* **Excerpted records**:

§ §

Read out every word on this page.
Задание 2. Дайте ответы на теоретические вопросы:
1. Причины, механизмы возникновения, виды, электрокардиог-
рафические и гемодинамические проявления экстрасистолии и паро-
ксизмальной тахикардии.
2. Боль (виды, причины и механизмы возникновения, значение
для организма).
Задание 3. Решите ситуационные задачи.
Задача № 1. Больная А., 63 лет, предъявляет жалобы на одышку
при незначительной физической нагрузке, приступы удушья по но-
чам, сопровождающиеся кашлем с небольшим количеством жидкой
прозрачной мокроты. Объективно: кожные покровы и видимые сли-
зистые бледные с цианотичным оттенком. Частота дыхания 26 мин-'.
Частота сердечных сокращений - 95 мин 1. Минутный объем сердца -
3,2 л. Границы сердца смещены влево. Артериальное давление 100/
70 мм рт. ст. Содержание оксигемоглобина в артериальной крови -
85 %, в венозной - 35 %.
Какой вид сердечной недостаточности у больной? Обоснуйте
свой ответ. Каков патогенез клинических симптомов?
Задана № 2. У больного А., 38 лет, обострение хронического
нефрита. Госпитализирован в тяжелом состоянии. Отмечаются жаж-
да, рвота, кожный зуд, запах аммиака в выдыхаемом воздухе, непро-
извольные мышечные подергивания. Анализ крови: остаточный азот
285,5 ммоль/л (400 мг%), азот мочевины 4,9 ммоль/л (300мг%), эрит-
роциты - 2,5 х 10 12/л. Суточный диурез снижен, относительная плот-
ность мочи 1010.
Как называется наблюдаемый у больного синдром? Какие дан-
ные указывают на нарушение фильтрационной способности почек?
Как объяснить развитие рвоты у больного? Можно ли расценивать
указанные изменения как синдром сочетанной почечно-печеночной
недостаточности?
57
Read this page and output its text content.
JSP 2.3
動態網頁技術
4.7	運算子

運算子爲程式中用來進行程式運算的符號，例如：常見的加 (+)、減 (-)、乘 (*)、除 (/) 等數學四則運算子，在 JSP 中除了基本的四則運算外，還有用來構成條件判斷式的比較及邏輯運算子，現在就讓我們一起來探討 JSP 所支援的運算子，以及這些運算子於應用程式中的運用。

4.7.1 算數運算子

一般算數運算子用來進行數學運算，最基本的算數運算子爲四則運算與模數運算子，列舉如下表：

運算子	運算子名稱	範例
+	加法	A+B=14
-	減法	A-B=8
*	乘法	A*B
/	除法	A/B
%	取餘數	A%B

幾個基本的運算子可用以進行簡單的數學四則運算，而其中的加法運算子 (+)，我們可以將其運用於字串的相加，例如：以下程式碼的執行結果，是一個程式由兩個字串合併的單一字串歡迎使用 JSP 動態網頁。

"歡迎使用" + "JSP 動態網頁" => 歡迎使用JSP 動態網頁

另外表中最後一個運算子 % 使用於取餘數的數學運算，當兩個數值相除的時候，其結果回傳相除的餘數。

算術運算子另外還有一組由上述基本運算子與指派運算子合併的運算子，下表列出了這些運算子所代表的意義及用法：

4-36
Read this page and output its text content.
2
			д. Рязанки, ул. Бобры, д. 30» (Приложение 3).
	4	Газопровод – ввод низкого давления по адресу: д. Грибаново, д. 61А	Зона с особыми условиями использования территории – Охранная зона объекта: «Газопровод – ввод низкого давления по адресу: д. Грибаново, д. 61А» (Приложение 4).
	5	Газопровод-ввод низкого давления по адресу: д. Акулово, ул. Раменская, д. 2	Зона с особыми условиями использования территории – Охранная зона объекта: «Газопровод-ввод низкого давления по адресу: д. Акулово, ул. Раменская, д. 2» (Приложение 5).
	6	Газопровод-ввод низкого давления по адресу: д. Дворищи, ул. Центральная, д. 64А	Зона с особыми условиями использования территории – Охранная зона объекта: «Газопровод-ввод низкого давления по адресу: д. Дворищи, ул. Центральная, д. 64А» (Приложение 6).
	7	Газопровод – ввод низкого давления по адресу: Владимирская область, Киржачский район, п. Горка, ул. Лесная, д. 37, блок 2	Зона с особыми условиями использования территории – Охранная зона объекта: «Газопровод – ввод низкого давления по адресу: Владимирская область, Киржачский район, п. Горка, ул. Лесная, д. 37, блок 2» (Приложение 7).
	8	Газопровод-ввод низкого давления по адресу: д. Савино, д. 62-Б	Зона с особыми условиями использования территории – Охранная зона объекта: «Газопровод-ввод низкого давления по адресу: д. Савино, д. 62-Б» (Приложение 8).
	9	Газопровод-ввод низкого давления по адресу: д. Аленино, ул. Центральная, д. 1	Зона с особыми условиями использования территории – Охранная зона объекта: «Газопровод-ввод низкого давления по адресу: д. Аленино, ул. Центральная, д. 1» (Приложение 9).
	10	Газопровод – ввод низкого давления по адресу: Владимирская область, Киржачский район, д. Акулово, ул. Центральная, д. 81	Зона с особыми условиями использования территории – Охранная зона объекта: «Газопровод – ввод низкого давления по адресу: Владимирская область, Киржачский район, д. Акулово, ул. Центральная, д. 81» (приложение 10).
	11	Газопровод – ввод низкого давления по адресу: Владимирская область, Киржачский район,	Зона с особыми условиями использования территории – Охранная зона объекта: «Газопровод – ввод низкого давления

§ §

Faithfully transcribe the whole of the data.

* **The completed task**:
Read out every word on this page.
Задание 2. Дайте ответы на теоретические вопросы:
1. Причины, механизмы возникновения, виды, электрокардиог-
рафические и гемодинамические проявления экстрасистолии и паро-
ксизмальной тахикардии.
2. Боль (виды, причины и механизмы возникновения, значение
для организма).
Задание 3. Решите ситуационные задачи.
Задача № 1. Больная А., 63 лет, предъявляет жалобы на одышку
при незначительной физической нагрузке, приступы удушья по но-
чам, сопровождающиеся кашлем с небольшим количеством жидкой
прозрачной мокроты. Объективно: кожные покровы и видимые сли-
зистые бледные с цианотичным оттенком. Частота дыхания 26 мин-'.
Частота сердечных сокращений - 95 мин 1. Минутный объем сердца -
3,2 л. Границы сердца смещены влево. Артериальное давление 100/
70 мм рт. ст. Содержание оксигемоглобина в артериальной крови -
85 %, в венозной - 35 %.
Какой вид сердечной недостаточности у больной? Обоснуйте
свой ответ. Каков патогенез клинических симптомов?
Задана № 2. У больного А., 38 лет, обострение хронического
нефрита. Госпитализирован в тяжелом состоянии. Отмечаются жаж-
да, рвота, кожный зуд, запах аммиака в выдыхаемом воздухе, непро-
извольные мышечные подергивания. Анализ крови: остаточный азот
285,5 ммоль/л (400 мг%), азот мочевины 4,9 ммоль/л (300мг%), эрит-
роциты - 2,5 х 10 12/л. Суточный диурез снижен, относительная плот-
ность мочи 1010.
Как называется наблюдаемый у больного синдром? Какие дан-
ные указывают на нарушение фильтрационной способности почек?
Как объяснить развитие рвоты у больного? Можно ли расценивать
указанные изменения как синдром сочетанной почечно-печеночной
недостаточности?
57
Read this page and output its text content.
JSP 2.3
動態網頁技術
4.7	運算子

運算子爲程式中用來進行程式運算的符號，例如：常見的加 (+)、減 (-)、乘 (*)、除 (/) 等數學四則運算子，在 JSP 中除了基本的四則運算外，還有用來構成條件判斷式的比較及邏輯運算子，現在就讓我們一起來探討 JSP 所支援的運算子，以及這些運算子於應用程式中的運用。

4.7.1 算數運算子

一般算數運算子用來進行數學運算，最基本的算數運算子爲四則運算與模數運算子，列舉如下表：

運算子	運算子名稱	範例
+	加法	A+B=14
-	減法	A-B=8
*	乘法	A*B
/	除法	A/B
%	取餘數	A%B

幾個基本的運算子可用以進行簡單的數學四則運算，而其中的加法運算子 (+)，我們可以將其運用於字串的相加，例如：以下程式碼的執行結果，是一個程式由兩個字串合併的單一字串歡迎使用 JSP 動態網頁。

"歡迎使用" + "JSP 動態網頁" => 歡迎使用JSP 動態網頁

另外表中最後一個運算子 % 使用於取餘數的數學運算，當兩個數值相除的時候，其結果回傳相除的餘數。

算術運算子另外還有一組由上述基本運算子與指派運算子合併的運算子，下表列出了這些運算子所代表的意義及用法：

4-36
Read this page and output its text content.
2
			д. Рязанки, ул. Бобры, д. 30» (Приложение 3).
	4	Газопровод – ввод низкого давления по адресу: д. Грибаново, д. 61А	Зона с особыми условиями использования территории – Охранная зона объекта: «Газопровод – ввод низкого давления по адресу: д. Грибаново, д. 61А» (Приложение 4).
	5	Газопровод-ввод низкого давления по адресу: д. Акулово, ул. Раменская, д. 2	Зона с особыми условиями использования территории – Охранная зона объекта: «Газопровод-ввод низкого давления по адресу: д. Акулово, ул. Раменская, д. 2» (Приложение 5).
	6	Газопровод-ввод низкого давления по адресу: д. Дворищи, ул. Центральная, д. 64А	Зона с особыми условиями использования территории – Охранная зона объекта: «Газопровод-ввод низкого давления по адресу: д. Дворищи, ул. Центральная, д. 64А» (Приложение 6).
	7	Газопровод – ввод низкого давления по адресу: Владимирская область, Киржачский район, п. Горка, ул. Лесная, д. 37, блок 2	Зона с особыми условиями использования территории – Охранная зона объекта: «Газопровод – ввод низкого давления по адресу: Владимирская область, Киржачский район, п. Горка, ул. Лесная, д. 37, блок 2» (Приложение 7).
	8	Газопровод-ввод низкого давления по адресу: д. Савино, д. 62-Б	Зона с особыми условиями использования территории – Охранная зона объекта: «Газопровод-ввод низкого давления по адресу: д. Савино, д. 62-Б» (Приложение 8).
	9	Газопровод-ввод низкого давления по адресу: д. Аленино, ул. Центральная, д. 1	Зона с особыми условиями использования территории – Охранная зона объекта: «Газопровод-ввод низкого давления по адресу: д. Аленино, ул. Центральная, д. 1» (Приложение 9).
	10	Газопровод – ввод низкого давления по адресу: Владимирская область, Киржачский район, д. Акулово, ул. Центральная, д. 81	Зона с особыми условиями использования территории – Охранная зона объекта: «Газопровод – ввод низкого давления по адресу: Владимирская область, Киржачский район, д. Акулово, ул. Центральная, д. 81» (приложение 10).
	11	Газопровод – ввод низкого давления по адресу: Владимирская область, Киржачский район,	Зона с особыми условиями использования территории – Охранная зона объекта: «Газопровод – ввод низкого давления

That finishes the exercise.